# [What this task involves]
Copy every record exactly, and keep the pictures out.

* BEGIN *

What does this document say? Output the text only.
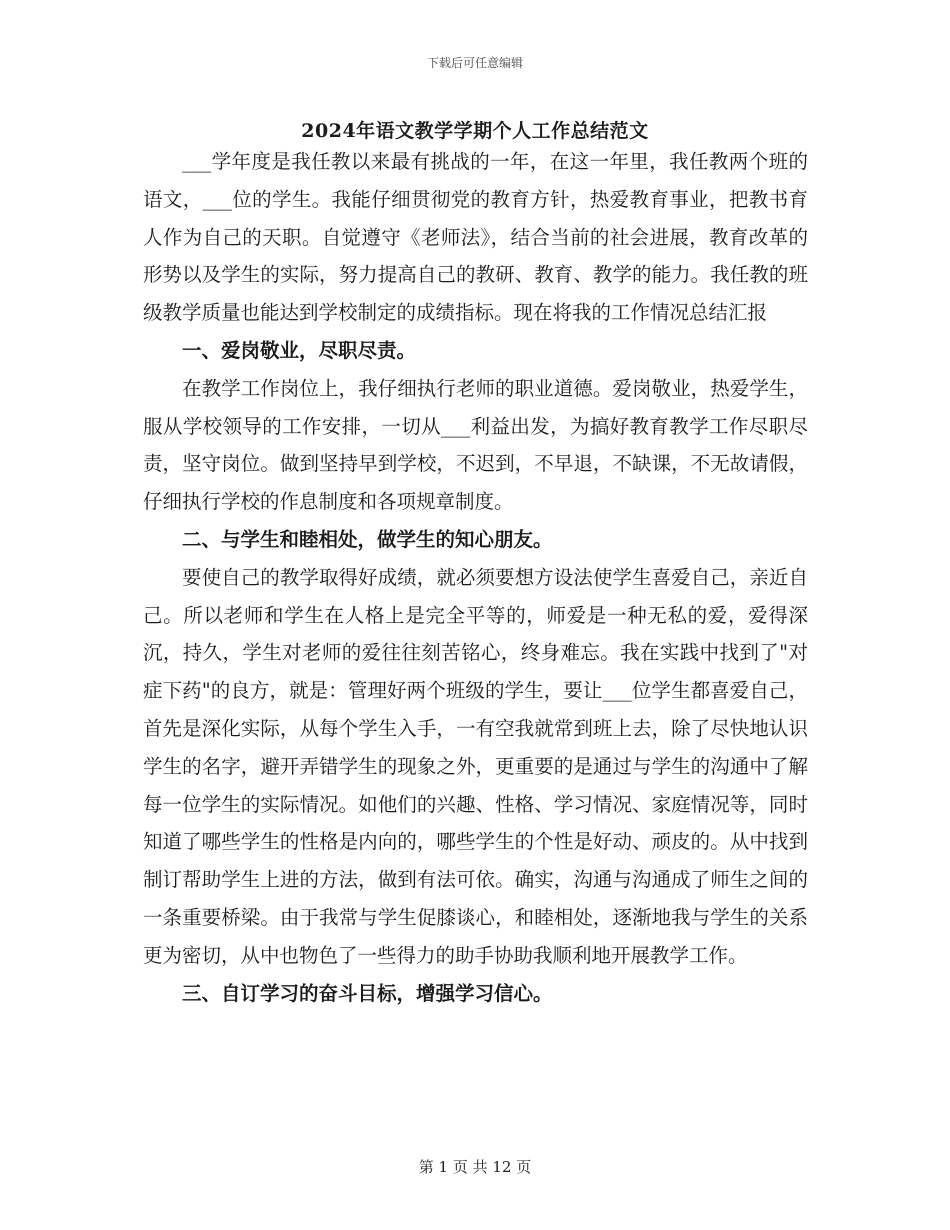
下载后可任意编辑
2024年语文教学学期个人工作总结范文

___学年度是我任教以来最有挑战的一年，在这一年里，我任教两个班的语文，___位的学生。我能仔细贯彻党的教育方针，热爱教育事业，把教书育人作为自己的天职。自觉遵守《老师法》，结合当前的社会进展，教育改革的形势以及学生的实际，努力提高自己的教研、教育、教学的能力。我任教的班级教学质量也能达到学校制定的成绩指标。现在将我的工作情况总结汇报

一、爱岗敬业，尽职尽责。

在教学工作岗位上，我仔细执行老师的职业道德。爱岗敬业，热爱学生，服从学校领导的工作安排，一切从___利益出发，为搞好教育教学工作尽职尽责，坚守岗位。做到坚持早到学校，不迟到，不早退，不缺课，不无故请假，仔细执行学校的作息制度和各项规章制度。

二、与学生和睦相处，做学生的知心朋友。

要使自己的教学取得好成绩，就必须要想方设法使学生喜爱自己，亲近自己。所以老师和学生在人格上是完全平等的，师爱是一种无私的爱，爱得深沉，持久，学生对老师的爱往往刻苦铭心，终身难忘。我在实践中找到了"对症下药"的良方，就是：管理好两个班级的学生，要让___位学生都喜爱自己，首先是深化实际，从每个学生入手，一有空我就常到班上去，除了尽快地认识学生的名字，避开弄错学生的现象之外，更重要的是通过与学生的沟通中了解每一位学生的实际情况。如他们的兴趣、性格、学习情况、家庭情况等，同时知道了哪些学生的性格是内向的，哪些学生的个性是好动、顽皮的。从中找到制订帮助学生上进的方法，做到有法可依。确实，沟通与沟通成了师生之间的一条重要桥梁。由于我常与学生促膝谈心，和睦相处，逐渐地我与学生的关系更为密切，从中也物色了一些得力的助手协助我顺利地开展教学工作。

三、自订学习的奋斗目标，增强学习信心。

第 1 页 共 12 页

* END *

# [Solution to the exercise]
What does this document say? Output the text only.
下载后可任意编辑
2024年语文教学学期个人工作总结范文

___学年度是我任教以来最有挑战的一年，在这一年里，我任教两个班的语文，___位的学生。我能仔细贯彻党的教育方针，热爱教育事业，把教书育人作为自己的天职。自觉遵守《老师法》，结合当前的社会进展，教育改革的形势以及学生的实际，努力提高自己的教研、教育、教学的能力。我任教的班级教学质量也能达到学校制定的成绩指标。现在将我的工作情况总结汇报

一、爱岗敬业，尽职尽责。

在教学工作岗位上，我仔细执行老师的职业道德。爱岗敬业，热爱学生，服从学校领导的工作安排，一切从___利益出发，为搞好教育教学工作尽职尽责，坚守岗位。做到坚持早到学校，不迟到，不早退，不缺课，不无故请假，仔细执行学校的作息制度和各项规章制度。

二、与学生和睦相处，做学生的知心朋友。

要使自己的教学取得好成绩，就必须要想方设法使学生喜爱自己，亲近自己。所以老师和学生在人格上是完全平等的，师爱是一种无私的爱，爱得深沉，持久，学生对老师的爱往往刻苦铭心，终身难忘。我在实践中找到了"对症下药"的良方，就是：管理好两个班级的学生，要让___位学生都喜爱自己，首先是深化实际，从每个学生入手，一有空我就常到班上去，除了尽快地认识学生的名字，避开弄错学生的现象之外，更重要的是通过与学生的沟通中了解每一位学生的实际情况。如他们的兴趣、性格、学习情况、家庭情况等，同时知道了哪些学生的性格是内向的，哪些学生的个性是好动、顽皮的。从中找到制订帮助学生上进的方法，做到有法可依。确实，沟通与沟通成了师生之间的一条重要桥梁。由于我常与学生促膝谈心，和睦相处，逐渐地我与学生的关系更为密切，从中也物色了一些得力的助手协助我顺利地开展教学工作。

三、自订学习的奋斗目标，增强学习信心。

第 1 页 共 12 页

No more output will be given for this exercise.